Records from a collection
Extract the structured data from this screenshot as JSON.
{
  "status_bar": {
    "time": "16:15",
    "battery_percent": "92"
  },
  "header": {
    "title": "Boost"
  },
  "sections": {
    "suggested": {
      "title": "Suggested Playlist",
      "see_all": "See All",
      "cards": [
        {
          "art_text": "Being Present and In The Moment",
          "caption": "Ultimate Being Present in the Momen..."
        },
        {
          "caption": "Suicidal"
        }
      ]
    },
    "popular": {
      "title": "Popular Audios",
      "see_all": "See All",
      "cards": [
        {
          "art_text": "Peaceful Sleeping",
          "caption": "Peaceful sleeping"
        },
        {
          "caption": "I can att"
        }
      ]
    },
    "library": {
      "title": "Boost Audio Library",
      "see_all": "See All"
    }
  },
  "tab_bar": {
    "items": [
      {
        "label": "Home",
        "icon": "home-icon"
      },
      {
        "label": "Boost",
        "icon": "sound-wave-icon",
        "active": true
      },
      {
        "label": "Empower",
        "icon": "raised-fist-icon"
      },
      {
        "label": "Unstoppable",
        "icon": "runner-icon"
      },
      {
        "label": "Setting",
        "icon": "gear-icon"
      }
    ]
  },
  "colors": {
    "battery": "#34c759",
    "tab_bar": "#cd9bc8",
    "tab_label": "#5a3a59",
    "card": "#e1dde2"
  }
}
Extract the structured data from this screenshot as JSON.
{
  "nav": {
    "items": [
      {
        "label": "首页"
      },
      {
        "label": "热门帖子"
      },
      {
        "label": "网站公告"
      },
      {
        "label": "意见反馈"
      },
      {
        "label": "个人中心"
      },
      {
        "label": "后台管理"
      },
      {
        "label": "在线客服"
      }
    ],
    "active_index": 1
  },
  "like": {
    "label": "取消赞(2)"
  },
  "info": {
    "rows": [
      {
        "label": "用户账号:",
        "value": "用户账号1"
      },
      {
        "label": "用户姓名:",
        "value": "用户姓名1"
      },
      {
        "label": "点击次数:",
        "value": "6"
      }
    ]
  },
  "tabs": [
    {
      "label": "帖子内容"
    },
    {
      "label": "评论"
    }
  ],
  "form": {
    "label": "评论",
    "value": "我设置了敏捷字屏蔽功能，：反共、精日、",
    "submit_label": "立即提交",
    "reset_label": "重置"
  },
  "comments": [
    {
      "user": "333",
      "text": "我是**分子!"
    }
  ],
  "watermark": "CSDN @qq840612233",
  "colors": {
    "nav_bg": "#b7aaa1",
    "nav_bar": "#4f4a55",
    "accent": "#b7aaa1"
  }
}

◆ Exercise requirements: Copy every record exactly, with nothing added or dropped.

◆ Written answer:
Extract the structured data from this screenshot as JSON.
{
  "status_bar": {
    "time": "16:15",
    "battery_percent": "92"
  },
  "header": {
    "title": "Boost"
  },
  "sections": {
    "suggested": {
      "title": "Suggested Playlist",
      "see_all": "See All",
      "cards": [
        {
          "art_text": "Being Present and In The Moment",
          "caption": "Ultimate Being Present in the Momen..."
        },
        {
          "caption": "Suicidal"
        }
      ]
    },
    "popular": {
      "title": "Popular Audios",
      "see_all": "See All",
      "cards": [
        {
          "art_text": "Peaceful Sleeping",
          "caption": "Peaceful sleeping"
        },
        {
          "caption": "I can att"
        }
      ]
    },
    "library": {
      "title": "Boost Audio Library",
      "see_all": "See All"
    }
  },
  "tab_bar": {
    "items": [
      {
        "label": "Home",
        "icon": "home-icon"
      },
      {
        "label": "Boost",
        "icon": "sound-wave-icon",
        "active": true
      },
      {
        "label": "Empower",
        "icon": "raised-fist-icon"
      },
      {
        "label": "Unstoppable",
        "icon": "runner-icon"
      },
      {
        "label": "Setting",
        "icon": "gear-icon"
      }
    ]
  },
  "colors": {
    "battery": "#34c759",
    "tab_bar": "#cd9bc8",
    "tab_label": "#5a3a59",
    "card": "#e1dde2"
  }
}
Extract the structured data from this screenshot as JSON.
{
  "nav": {
    "items": [
      {
        "label": "首页"
      },
      {
        "label": "热门帖子"
      },
      {
        "label": "网站公告"
      },
      {
        "label": "意见反馈"
      },
      {
        "label": "个人中心"
      },
      {
        "label": "后台管理"
      },
      {
        "label": "在线客服"
      }
    ],
    "active_index": 1
  },
  "like": {
    "label": "取消赞(2)"
  },
  "info": {
    "rows": [
      {
        "label": "用户账号:",
        "value": "用户账号1"
      },
      {
        "label": "用户姓名:",
        "value": "用户姓名1"
      },
      {
        "label": "点击次数:",
        "value": "6"
      }
    ]
  },
  "tabs": [
    {
      "label": "帖子内容"
    },
    {
      "label": "评论"
    }
  ],
  "form": {
    "label": "评论",
    "value": "我设置了敏捷字屏蔽功能，：反共、精日、",
    "submit_label": "立即提交",
    "reset_label": "重置"
  },
  "comments": [
    {
      "user": "333",
      "text": "我是**分子!"
    }
  ],
  "watermark": "CSDN @qq840612233",
  "colors": {
    "nav_bg": "#b7aaa1",
    "nav_bar": "#4f4a55",
    "accent": "#b7aaa1"
  }
}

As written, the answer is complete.